:: Data section

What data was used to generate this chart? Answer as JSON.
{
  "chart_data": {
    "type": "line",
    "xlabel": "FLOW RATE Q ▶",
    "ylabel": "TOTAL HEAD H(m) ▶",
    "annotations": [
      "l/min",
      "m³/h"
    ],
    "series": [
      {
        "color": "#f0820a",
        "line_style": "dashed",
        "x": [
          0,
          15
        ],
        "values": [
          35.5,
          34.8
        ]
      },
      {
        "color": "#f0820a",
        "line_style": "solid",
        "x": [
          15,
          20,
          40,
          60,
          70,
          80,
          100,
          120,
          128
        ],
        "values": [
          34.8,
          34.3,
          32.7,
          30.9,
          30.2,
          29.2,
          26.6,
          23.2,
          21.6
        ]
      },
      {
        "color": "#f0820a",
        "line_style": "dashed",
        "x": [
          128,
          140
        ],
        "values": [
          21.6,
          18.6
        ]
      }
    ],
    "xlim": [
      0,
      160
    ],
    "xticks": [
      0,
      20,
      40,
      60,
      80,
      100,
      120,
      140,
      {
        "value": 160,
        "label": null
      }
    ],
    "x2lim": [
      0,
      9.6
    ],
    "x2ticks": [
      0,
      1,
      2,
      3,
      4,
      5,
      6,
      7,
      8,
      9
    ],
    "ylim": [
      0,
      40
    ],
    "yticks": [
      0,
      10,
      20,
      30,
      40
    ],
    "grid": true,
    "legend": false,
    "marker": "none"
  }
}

::::

- _Given request_
Go through the listing above and restate it word for word.

- _Exercise output_
What data was used to generate this chart? Answer as JSON.
{
  "chart_data": {
    "type": "line",
    "xlabel": "FLOW RATE Q ▶",
    "ylabel": "TOTAL HEAD H(m) ▶",
    "annotations": [
      "l/min",
      "m³/h"
    ],
    "series": [
      {
        "color": "#f0820a",
        "line_style": "dashed",
        "x": [
          0,
          15
        ],
        "values": [
          35.5,
          34.8
        ]
      },
      {
        "color": "#f0820a",
        "line_style": "solid",
        "x": [
          15,
          20,
          40,
          60,
          70,
          80,
          100,
          120,
          128
        ],
        "values": [
          34.8,
          34.3,
          32.7,
          30.9,
          30.2,
          29.2,
          26.6,
          23.2,
          21.6
        ]
      },
      {
        "color": "#f0820a",
        "line_style": "dashed",
        "x": [
          128,
          140
        ],
        "values": [
          21.6,
          18.6
        ]
      }
    ],
    "xlim": [
      0,
      160
    ],
    "xticks": [
      0,
      20,
      40,
      60,
      80,
      100,
      120,
      140,
      {
        "value": 160,
        "label": null
      }
    ],
    "x2lim": [
      0,
      9.6
    ],
    "x2ticks": [
      0,
      1,
      2,
      3,
      4,
      5,
      6,
      7,
      8,
      9
    ],
    "ylim": [
      0,
      40
    ],
    "yticks": [
      0,
      10,
      20,
      30,
      40
    ],
    "grid": true,
    "legend": false,
    "marker": "none"
  }
}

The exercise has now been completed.